Saved entries:
+===+

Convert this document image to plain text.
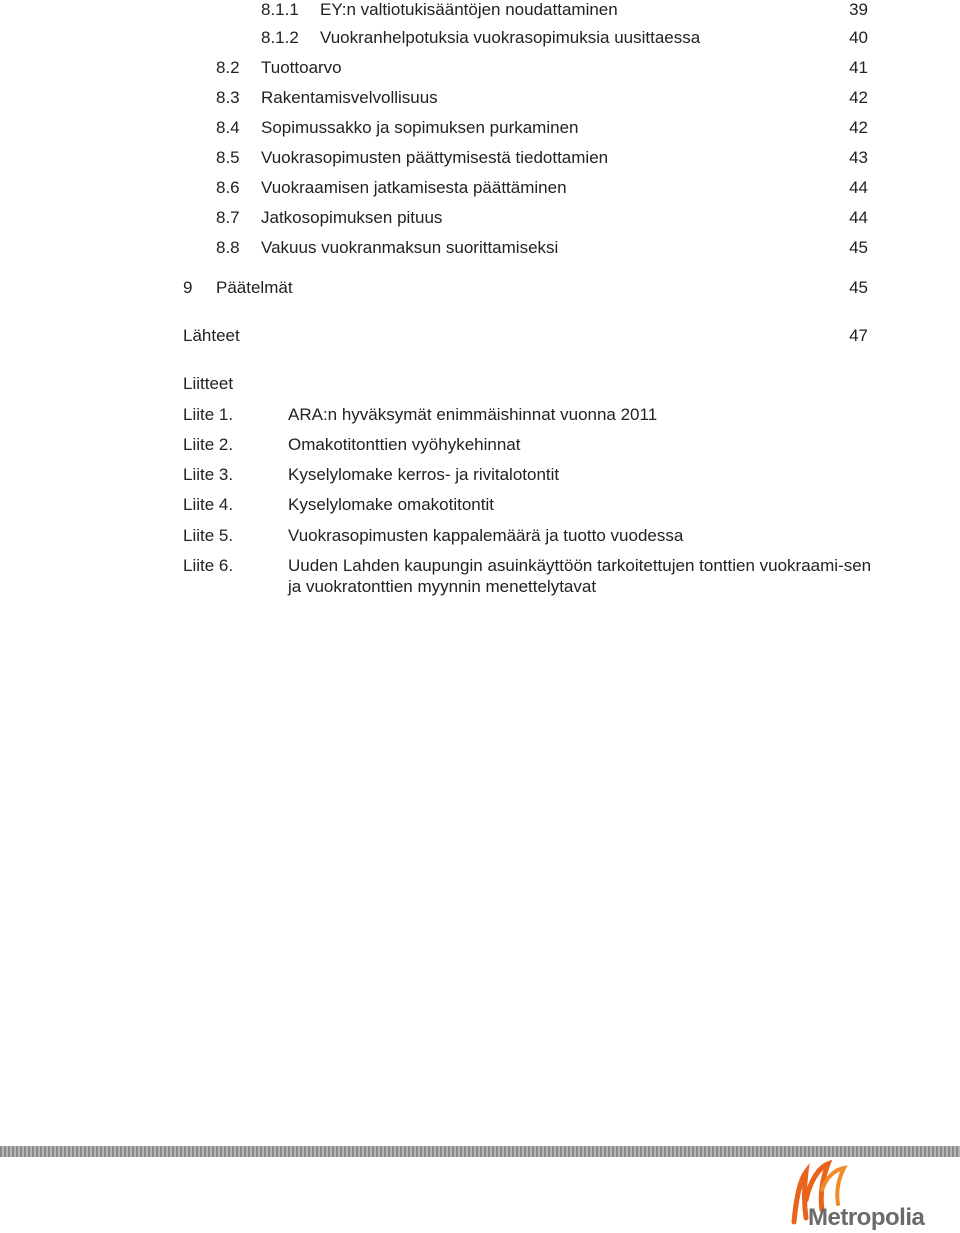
8.1.1 EY:n valtiotukisääntöjen noudattaminen	39
8.1.2 Vuokranhelpotuksia vuokrasopimuksia uusittaessa	40
8.2 Tuottoarvo	41
8.3 Rakentamisvelvollisuus	42
8.4 Sopimussakko ja sopimuksen purkaminen	42
8.5 Vuokrasopimusten päättymisestä tiedottamien	43
8.6 Vuokraamisen jatkamisesta päättäminen	44
8.7 Jatkosopimuksen pituus	44
8.8 Vakuus vuokranmaksun suorittamiseksi	45
9 Päätelmät	45
Lähteet	47
Liitteet
Liite 1.	ARA:n hyväksymät enimmäishinnat vuonna 2011
Liite 2.	Omakotitonttien vyöhykehinnat
Liite 3.	Kyselylomake kerros- ja rivitalotontit
Liite 4.	Kyselylomake omakotitontit
Liite 5.	Vuokrasopimusten kappalemäärä ja tuotto vuodessa
Liite 6.	Uuden Lahden kaupungin asuinkäyttöön tarkoitettujen tonttien vuokraami-sen ja vuokratonttien myynnin menettelytavat
Metropolia
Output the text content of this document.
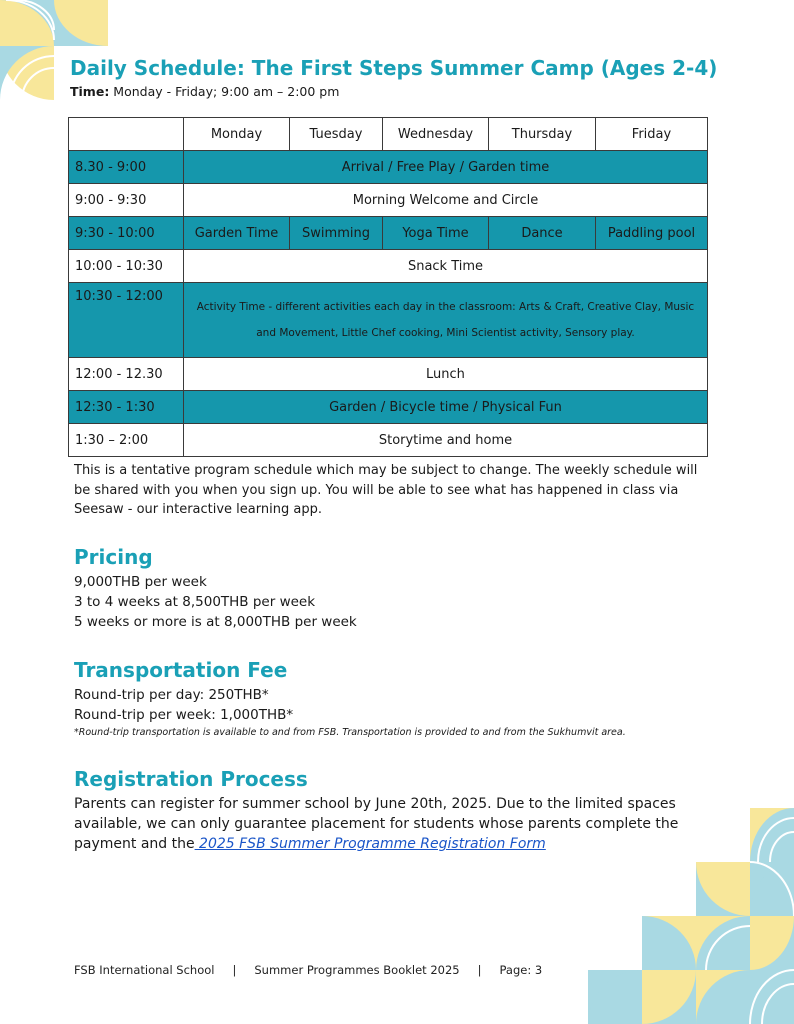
Daily Schedule: The First Steps Summer Camp (Ages 2-4)
Time: Monday - Friday; 9:00 am – 2:00 pm
	Monday	Tuesday	Wednesday	Thursday	Friday
8.30 - 9:00	Arrival / Free Play / Garden time				
9:00 - 9:30	Morning Welcome and Circle				
9:30 - 10:00	Garden Time	Swimming	Yoga Time	Dance	Paddling pool
10:00 - 10:30	Snack Time				
10:30 - 12:00	Activity Time - different activities each day in the classroom: Arts & Craft, Creative Clay, Music and Movement, Little Chef cooking, Mini Scientist activity, Sensory play.				
12:00 - 12.30	Lunch				
12:30 - 1:30	Garden / Bicycle time / Physical Fun				
1:30 – 2:00	Storytime and home				

This is a tentative program schedule which may be subject to change. The weekly schedule will be shared with you when you sign up. You will be able to see what has happened in class via Seesaw - our interactive learning app.

Pricing
9,000THB per week
3 to 4 weeks at 8,500THB per week
5 weeks or more is at 8,000THB per week
Transportation Fee
Round-trip per day: 250THB*
Round-trip per week: 1,000THB*
*Round-trip transportation is available to and from FSB. Transportation is provided to and from the Sukhumvit area.
Registration Process

Parents can register for summer school by June 20th, 2025. Due to the limited spaces available, we can only guarantee placement for students whose parents complete the payment and the 2025 FSB Summer Programme Registration Form

FSB International School | Summer Programmes Booklet 2025 | Page: 3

+===+

### GOAL OF THE EXERCISE
What is the number of lines in the listing above that contain the string "Kyselylomake"? Give only the number.

### SOLUTION TO THE EXERCISE
2